TASK REQUIREMENTS
Repeat the full listing below verbatim and keep the images out.

(Collected data entries)

----------------------------------------

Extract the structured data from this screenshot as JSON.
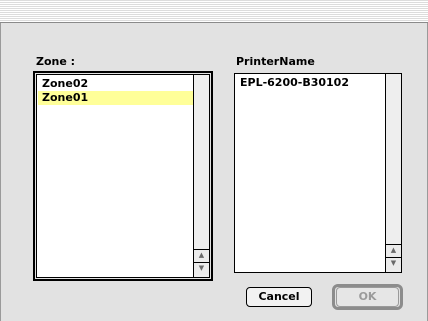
{
  "dialog": {
    "zone_label": "Zone :",
    "printer_label": "PrinterName",
    "zones": [
      {
        "label": "Zone02",
        "selected": false
      },
      {
        "label": "Zone01",
        "selected": true
      }
    ],
    "printers": [
      {
        "label": "EPL-6200-B30102"
      }
    ],
    "cancel_label": "Cancel",
    "ok_label": "OK",
    "ok_enabled": false,
    "scroll_up_icon": "triangle-up",
    "scroll_down_icon": "triangle-down",
    "selection_color": "#ffff99"
  }
}
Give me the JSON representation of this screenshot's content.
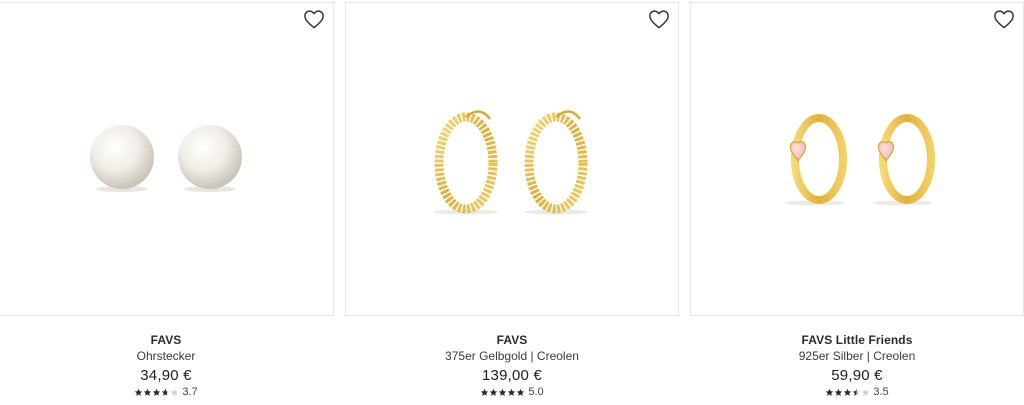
{
  "products": [
    {
      "brand": "FAVS",
      "subtitle": "Ohrstecker",
      "price": "34,90 €",
      "rating": 3.7,
      "rating_label": "3.7",
      "image": "pearl-stud-earrings",
      "wishlist_icon": "heart-outline-icon"
    },
    {
      "brand": "FAVS",
      "subtitle": "375er Gelbgold | Creolen",
      "price": "139,00 €",
      "rating": 5.0,
      "rating_label": "5.0",
      "image": "gold-hoop-earrings",
      "wishlist_icon": "heart-outline-icon"
    },
    {
      "brand": "FAVS Little Friends",
      "subtitle": "925er Silber | Creolen",
      "price": "59,90 €",
      "rating": 3.5,
      "rating_label": "3.5",
      "image": "gold-huggie-heart-earrings",
      "wishlist_icon": "heart-outline-icon"
    }
  ],
  "colors": {
    "star_filled": "#2b2b2b",
    "star_empty": "#d2d2d2",
    "gold": "#e2b93f",
    "pink": "#f4c9c9"
  }
}
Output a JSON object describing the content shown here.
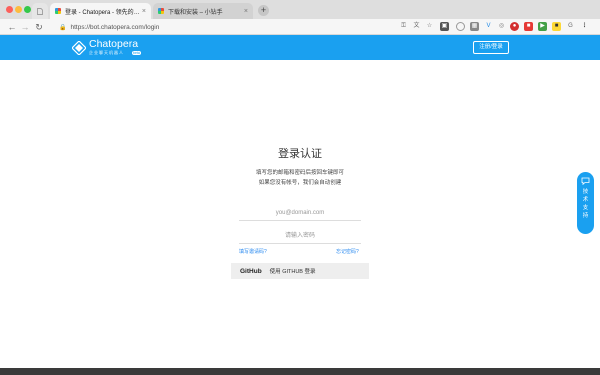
{
  "browser": {
    "tabs": [
      {
        "title": "登录 - Chatopera - 领先的智能",
        "active": true
      },
      {
        "title": "下载和安装 – 小钻手",
        "active": false
      }
    ],
    "url": "https://bot.chatopera.com/login",
    "new_tab_symbol": "+",
    "close_symbol": "×"
  },
  "header": {
    "brand": "Chatopera",
    "tagline": "企业聊天机器人",
    "badge": "beta",
    "register_label": "注册/登录"
  },
  "login": {
    "title": "登录认证",
    "desc_line1": "填写您的邮箱和密码后按回车键即可",
    "desc_line2": "如果您没有帐号，我们会自动创建",
    "email_placeholder": "you@domain.com",
    "password_placeholder": "请输入密码",
    "invite_link": "填写邀请码?",
    "forgot_link": "忘记密码?",
    "github_logo": "GitHub",
    "github_label": "使用 GITHUB 登录"
  },
  "support": {
    "chars": [
      "技",
      "术",
      "支",
      "持"
    ]
  },
  "colors": {
    "brand_blue": "#1aa0f0",
    "link_blue": "#2d8cf0"
  }
}
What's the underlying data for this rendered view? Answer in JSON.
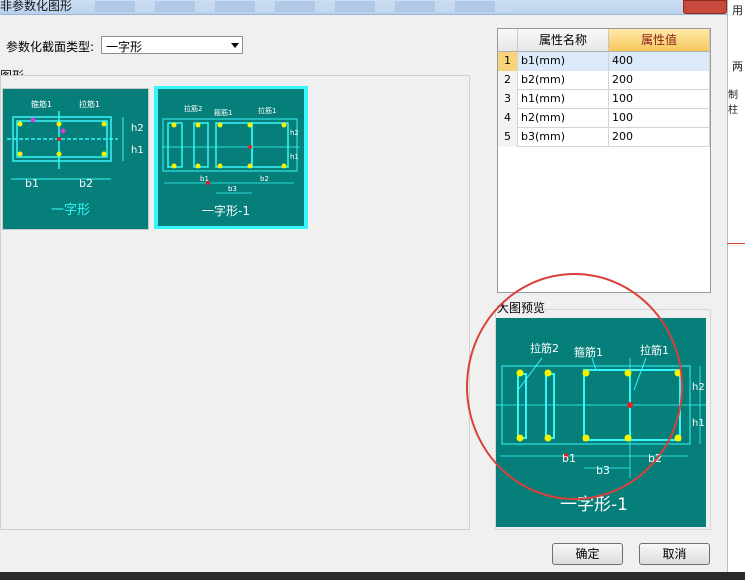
{
  "window": {
    "title": "非参数化图形"
  },
  "section_type": {
    "label": "参数化截面类型:",
    "selected": "一字形"
  },
  "gallery": {
    "label": "图形",
    "items": [
      {
        "name": "一字形",
        "labels": {
          "stirrup": "箍筋1",
          "tie": "拉筋1",
          "b1": "b1",
          "b2": "b2",
          "h1": "h1",
          "h2": "h2"
        }
      },
      {
        "name": "一字形-1",
        "labels": {
          "tie2": "拉筋2",
          "stirrup": "箍筋1",
          "tie1": "拉筋1",
          "b1": "b1",
          "b2": "b2",
          "b3": "b3",
          "h1": "h1",
          "h2": "h2"
        }
      }
    ]
  },
  "table": {
    "headers": [
      "",
      "属性名称",
      "属性值"
    ],
    "rows": [
      {
        "index": "1",
        "name": "b1(mm)",
        "value": "400"
      },
      {
        "index": "2",
        "name": "b2(mm)",
        "value": "200"
      },
      {
        "index": "3",
        "name": "h1(mm)",
        "value": "100"
      },
      {
        "index": "4",
        "name": "h2(mm)",
        "value": "100"
      },
      {
        "index": "5",
        "name": "b3(mm)",
        "value": "200"
      }
    ]
  },
  "preview": {
    "label": "大图预览",
    "caption": "一字形-1",
    "labels": {
      "tie2": "拉筋2",
      "stirrup": "箍筋1",
      "tie1": "拉筋1",
      "b1": "b1",
      "b2": "b2",
      "b3": "b3",
      "h1": "h1",
      "h2": "h2"
    }
  },
  "buttons": {
    "ok": "确定",
    "cancel": "取消"
  },
  "side_text": {
    "line1": "用",
    "line2": "两",
    "line3": "制柱"
  },
  "colors": {
    "teal": "#067f7a",
    "rebar": "#37f6fb",
    "dot": "#f4f400",
    "annotation": "#d9413a"
  }
}
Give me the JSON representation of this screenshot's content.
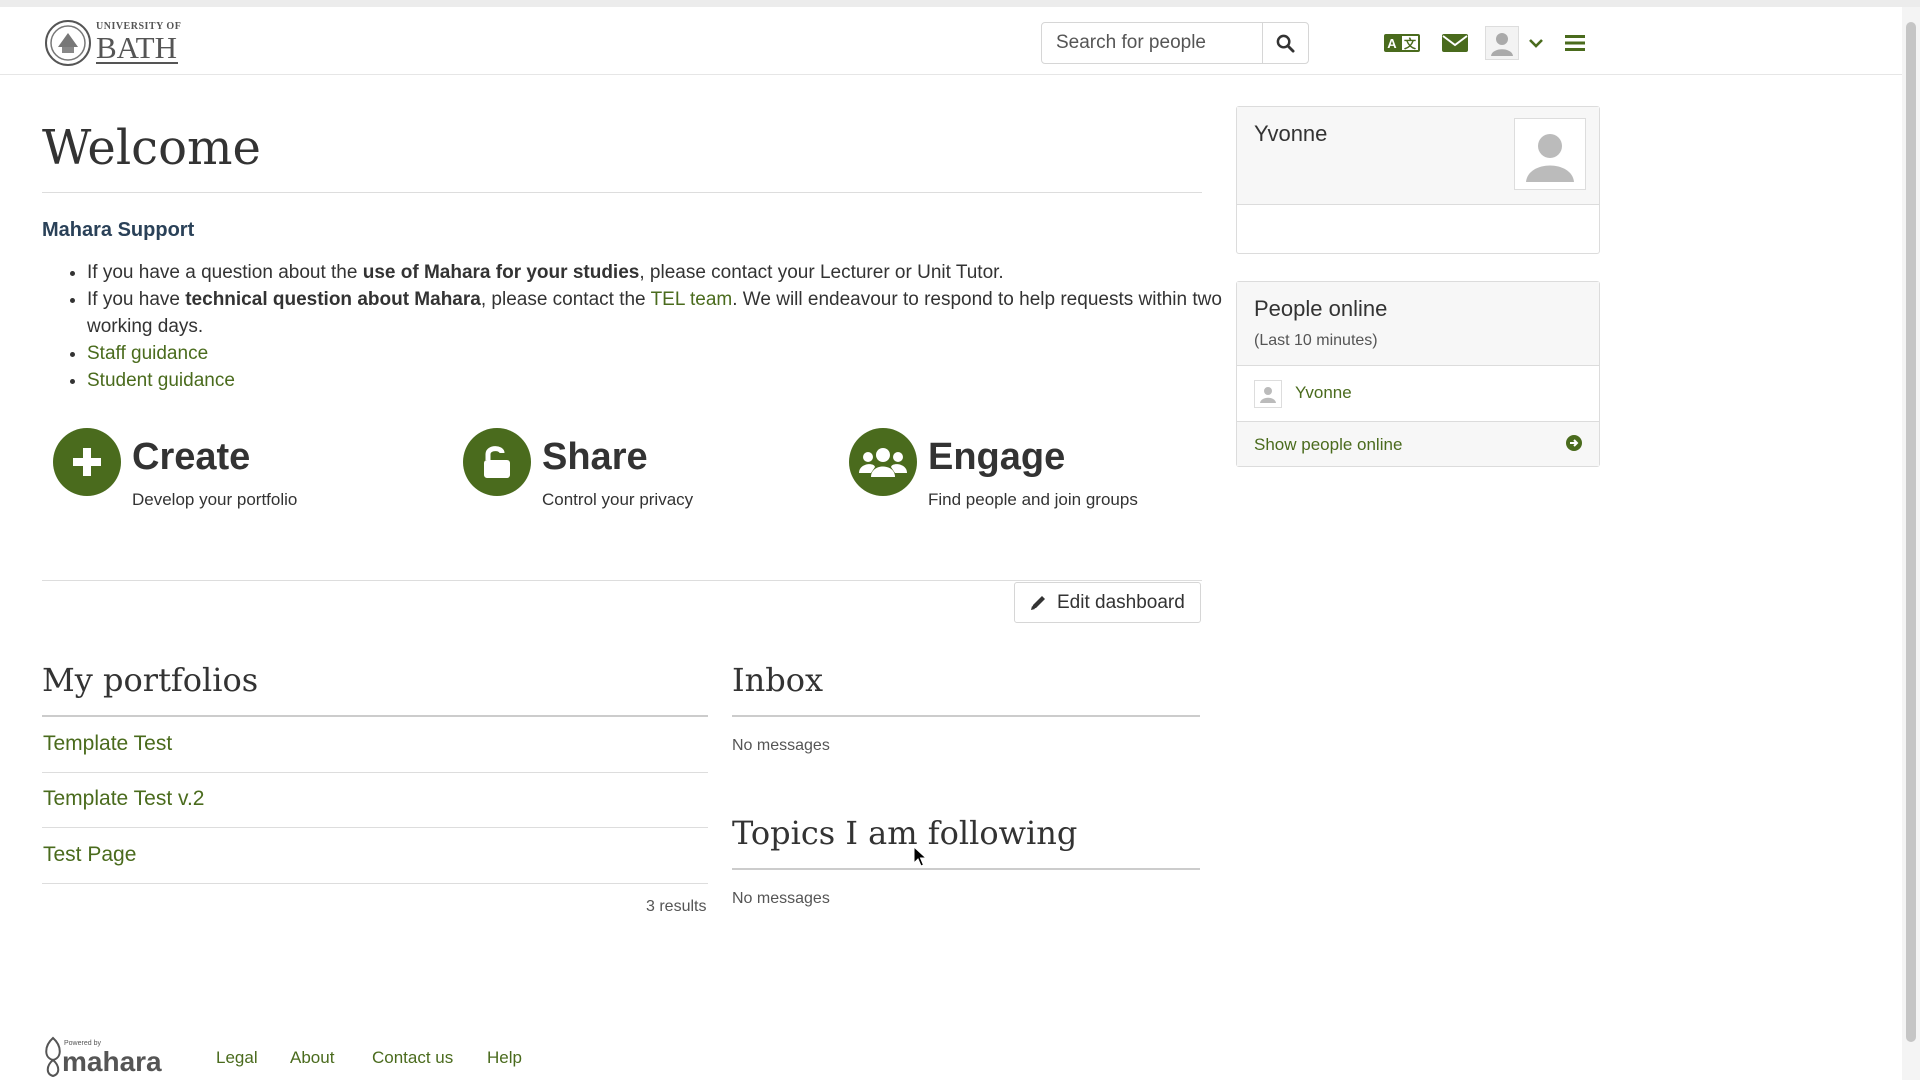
{
  "header": {
    "logo": {
      "small_text": "UNIVERSITY OF",
      "big_text": "BATH",
      "icon": "university-seal-icon"
    },
    "search": {
      "placeholder": "Search for people",
      "value": "",
      "button_icon": "search-icon"
    },
    "icons": [
      "language-icon",
      "mail-icon",
      "user-avatar-icon",
      "chevron-down-icon",
      "menu-icon"
    ]
  },
  "main": {
    "title": "Welcome",
    "support": {
      "title": "Mahara Support",
      "items": [
        {
          "pre": "If you have a question about the ",
          "bold": "use of Mahara for your studies",
          "post": ", please contact your Lecturer or Unit Tutor."
        },
        {
          "pre": "If you have ",
          "bold": "technical question about Mahara",
          "mid": ", please contact the ",
          "link": "TEL team",
          "post": ". We will endeavour to respond to help requests within two working days."
        },
        {
          "link": "Staff guidance"
        },
        {
          "link": "Student guidance"
        }
      ]
    },
    "actions": [
      {
        "title": "Create",
        "subtitle": "Develop your portfolio",
        "icon": "plus-icon"
      },
      {
        "title": "Share",
        "subtitle": "Control your privacy",
        "icon": "unlock-icon"
      },
      {
        "title": "Engage",
        "subtitle": "Find people and join groups",
        "icon": "users-icon"
      }
    ],
    "edit_dashboard": {
      "label": "Edit dashboard",
      "icon": "pencil-icon"
    },
    "portfolios": {
      "title": "My portfolios",
      "items": [
        "Template Test",
        "Template Test v.2",
        "Test Page"
      ],
      "results": "3 results"
    },
    "inbox": {
      "title": "Inbox",
      "empty": "No messages"
    },
    "topics": {
      "title": "Topics I am following",
      "empty": "No messages"
    }
  },
  "sidebar": {
    "profile": {
      "name": "Yvonne",
      "avatar_icon": "user-silhouette-icon"
    },
    "people_online": {
      "title": "People online",
      "subtitle": "(Last 10 minutes)",
      "users": [
        "Yvonne"
      ],
      "show_all": "Show people online",
      "arrow_icon": "arrow-circle-right-icon"
    }
  },
  "footer": {
    "logo_small": "Powered by",
    "logo_text": "mahara",
    "links": [
      "Legal",
      "About",
      "Contact us",
      "Help"
    ]
  },
  "colors": {
    "accent": "#4a6b1d",
    "heading_blue": "#2a4158",
    "text": "#333333"
  }
}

----------------------------------------

OUTPUT
Extract the structured data from this screenshot as JSON.
{
  "dialog": {
    "zone_label": "Zone :",
    "printer_label": "PrinterName",
    "zones": [
      {
        "label": "Zone02",
        "selected": false
      },
      {
        "label": "Zone01",
        "selected": true
      }
    ],
    "printers": [
      {
        "label": "EPL-6200-B30102"
      }
    ],
    "cancel_label": "Cancel",
    "ok_label": "OK",
    "ok_enabled": false,
    "scroll_up_icon": "triangle-up",
    "scroll_down_icon": "triangle-down",
    "selection_color": "#ffff99"
  }
}
Give me the JSON representation of this screenshot's content.
{
  "products": [
    {
      "brand": "FAVS",
      "subtitle": "Ohrstecker",
      "price": "34,90 €",
      "rating": 3.7,
      "rating_label": "3.7",
      "image": "pearl-stud-earrings",
      "wishlist_icon": "heart-outline-icon"
    },
    {
      "brand": "FAVS",
      "subtitle": "375er Gelbgold | Creolen",
      "price": "139,00 €",
      "rating": 5.0,
      "rating_label": "5.0",
      "image": "gold-hoop-earrings",
      "wishlist_icon": "heart-outline-icon"
    },
    {
      "brand": "FAVS Little Friends",
      "subtitle": "925er Silber | Creolen",
      "price": "59,90 €",
      "rating": 3.5,
      "rating_label": "3.5",
      "image": "gold-huggie-heart-earrings",
      "wishlist_icon": "heart-outline-icon"
    }
  ],
  "colors": {
    "star_filled": "#2b2b2b",
    "star_empty": "#d2d2d2",
    "gold": "#e2b93f",
    "pink": "#f4c9c9"
  }
}
Output a JSON object describing the content shown here.
{
  "browser": {
    "tabs": [
      {
        "title": "登录 - Chatopera - 领先的智能",
        "active": true
      },
      {
        "title": "下载和安装 – 小钻手",
        "active": false
      }
    ],
    "url": "https://bot.chatopera.com/login",
    "new_tab_symbol": "+",
    "close_symbol": "×"
  },
  "header": {
    "brand": "Chatopera",
    "tagline": "企业聊天机器人",
    "badge": "beta",
    "register_label": "注册/登录"
  },
  "login": {
    "title": "登录认证",
    "desc_line1": "填写您的邮箱和密码后按回车键即可",
    "desc_line2": "如果您没有帐号，我们会自动创建",
    "email_placeholder": "you@domain.com",
    "password_placeholder": "请输入密码",
    "invite_link": "填写邀请码?",
    "forgot_link": "忘记密码?",
    "github_logo": "GitHub",
    "github_label": "使用 GITHUB 登录"
  },
  "support": {
    "chars": [
      "技",
      "术",
      "支",
      "持"
    ]
  },
  "colors": {
    "brand_blue": "#1aa0f0",
    "link_blue": "#2d8cf0"
  }
}
What's the underlying data for this rendered view? Answer in JSON.
{
  "window": {
    "title": "非参数化图形"
  },
  "section_type": {
    "label": "参数化截面类型:",
    "selected": "一字形"
  },
  "gallery": {
    "label": "图形",
    "items": [
      {
        "name": "一字形",
        "labels": {
          "stirrup": "箍筋1",
          "tie": "拉筋1",
          "b1": "b1",
          "b2": "b2",
          "h1": "h1",
          "h2": "h2"
        }
      },
      {
        "name": "一字形-1",
        "labels": {
          "tie2": "拉筋2",
          "stirrup": "箍筋1",
          "tie1": "拉筋1",
          "b1": "b1",
          "b2": "b2",
          "b3": "b3",
          "h1": "h1",
          "h2": "h2"
        }
      }
    ]
  },
  "table": {
    "headers": [
      "",
      "属性名称",
      "属性值"
    ],
    "rows": [
      {
        "index": "1",
        "name": "b1(mm)",
        "value": "400"
      },
      {
        "index": "2",
        "name": "b2(mm)",
        "value": "200"
      },
      {
        "index": "3",
        "name": "h1(mm)",
        "value": "100"
      },
      {
        "index": "4",
        "name": "h2(mm)",
        "value": "100"
      },
      {
        "index": "5",
        "name": "b3(mm)",
        "value": "200"
      }
    ]
  },
  "preview": {
    "label": "大图预览",
    "caption": "一字形-1",
    "labels": {
      "tie2": "拉筋2",
      "stirrup": "箍筋1",
      "tie1": "拉筋1",
      "b1": "b1",
      "b2": "b2",
      "b3": "b3",
      "h1": "h1",
      "h2": "h2"
    }
  },
  "buttons": {
    "ok": "确定",
    "cancel": "取消"
  },
  "side_text": {
    "line1": "用",
    "line2": "两",
    "line3": "制柱"
  },
  "colors": {
    "teal": "#067f7a",
    "rebar": "#37f6fb",
    "dot": "#f4f400",
    "annotation": "#d9413a"
  }
}
Give me the JSON representation of this screenshot's content.
{
  "header": {
    "logo": {
      "small_text": "UNIVERSITY OF",
      "big_text": "BATH",
      "icon": "university-seal-icon"
    },
    "search": {
      "placeholder": "Search for people",
      "value": "",
      "button_icon": "search-icon"
    },
    "icons": [
      "language-icon",
      "mail-icon",
      "user-avatar-icon",
      "chevron-down-icon",
      "menu-icon"
    ]
  },
  "main": {
    "title": "Welcome",
    "support": {
      "title": "Mahara Support",
      "items": [
        {
          "pre": "If you have a question about the ",
          "bold": "use of Mahara for your studies",
          "post": ", please contact your Lecturer or Unit Tutor."
        },
        {
          "pre": "If you have ",
          "bold": "technical question about Mahara",
          "mid": ", please contact the ",
          "link": "TEL team",
          "post": ". We will endeavour to respond to help requests within two working days."
        },
        {
          "link": "Staff guidance"
        },
        {
          "link": "Student guidance"
        }
      ]
    },
    "actions": [
      {
        "title": "Create",
        "subtitle": "Develop your portfolio",
        "icon": "plus-icon"
      },
      {
        "title": "Share",
        "subtitle": "Control your privacy",
        "icon": "unlock-icon"
      },
      {
        "title": "Engage",
        "subtitle": "Find people and join groups",
        "icon": "users-icon"
      }
    ],
    "edit_dashboard": {
      "label": "Edit dashboard",
      "icon": "pencil-icon"
    },
    "portfolios": {
      "title": "My portfolios",
      "items": [
        "Template Test",
        "Template Test v.2",
        "Test Page"
      ],
      "results": "3 results"
    },
    "inbox": {
      "title": "Inbox",
      "empty": "No messages"
    },
    "topics": {
      "title": "Topics I am following",
      "empty": "No messages"
    }
  },
  "sidebar": {
    "profile": {
      "name": "Yvonne",
      "avatar_icon": "user-silhouette-icon"
    },
    "people_online": {
      "title": "People online",
      "subtitle": "(Last 10 minutes)",
      "users": [
        "Yvonne"
      ],
      "show_all": "Show people online",
      "arrow_icon": "arrow-circle-right-icon"
    }
  },
  "footer": {
    "logo_small": "Powered by",
    "logo_text": "mahara",
    "links": [
      "Legal",
      "About",
      "Contact us",
      "Help"
    ]
  },
  "colors": {
    "accent": "#4a6b1d",
    "heading_blue": "#2a4158",
    "text": "#333333"
  }
}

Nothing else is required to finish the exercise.